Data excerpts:
==*==
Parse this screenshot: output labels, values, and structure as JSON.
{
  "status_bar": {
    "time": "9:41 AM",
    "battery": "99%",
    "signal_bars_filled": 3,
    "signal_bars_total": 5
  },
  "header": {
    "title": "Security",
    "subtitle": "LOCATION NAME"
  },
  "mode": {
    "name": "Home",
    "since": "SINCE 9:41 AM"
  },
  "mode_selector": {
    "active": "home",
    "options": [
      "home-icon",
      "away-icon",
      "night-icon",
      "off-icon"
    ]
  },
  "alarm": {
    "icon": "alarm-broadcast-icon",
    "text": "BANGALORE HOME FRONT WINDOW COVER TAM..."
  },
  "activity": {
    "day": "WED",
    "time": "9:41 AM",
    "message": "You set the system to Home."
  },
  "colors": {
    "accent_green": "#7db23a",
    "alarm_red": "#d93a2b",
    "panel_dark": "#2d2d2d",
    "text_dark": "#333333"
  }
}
==*==
Your instructions:
Your task is to return the full listing exactly as it was given.

Task answer:
Parse this screenshot: output labels, values, and structure as JSON.
{
  "status_bar": {
    "time": "9:41 AM",
    "battery": "99%",
    "signal_bars_filled": 3,
    "signal_bars_total": 5
  },
  "header": {
    "title": "Security",
    "subtitle": "LOCATION NAME"
  },
  "mode": {
    "name": "Home",
    "since": "SINCE 9:41 AM"
  },
  "mode_selector": {
    "active": "home",
    "options": [
      "home-icon",
      "away-icon",
      "night-icon",
      "off-icon"
    ]
  },
  "alarm": {
    "icon": "alarm-broadcast-icon",
    "text": "BANGALORE HOME FRONT WINDOW COVER TAM..."
  },
  "activity": {
    "day": "WED",
    "time": "9:41 AM",
    "message": "You set the system to Home."
  },
  "colors": {
    "accent_green": "#7db23a",
    "alarm_red": "#d93a2b",
    "panel_dark": "#2d2d2d",
    "text_dark": "#333333"
  }
}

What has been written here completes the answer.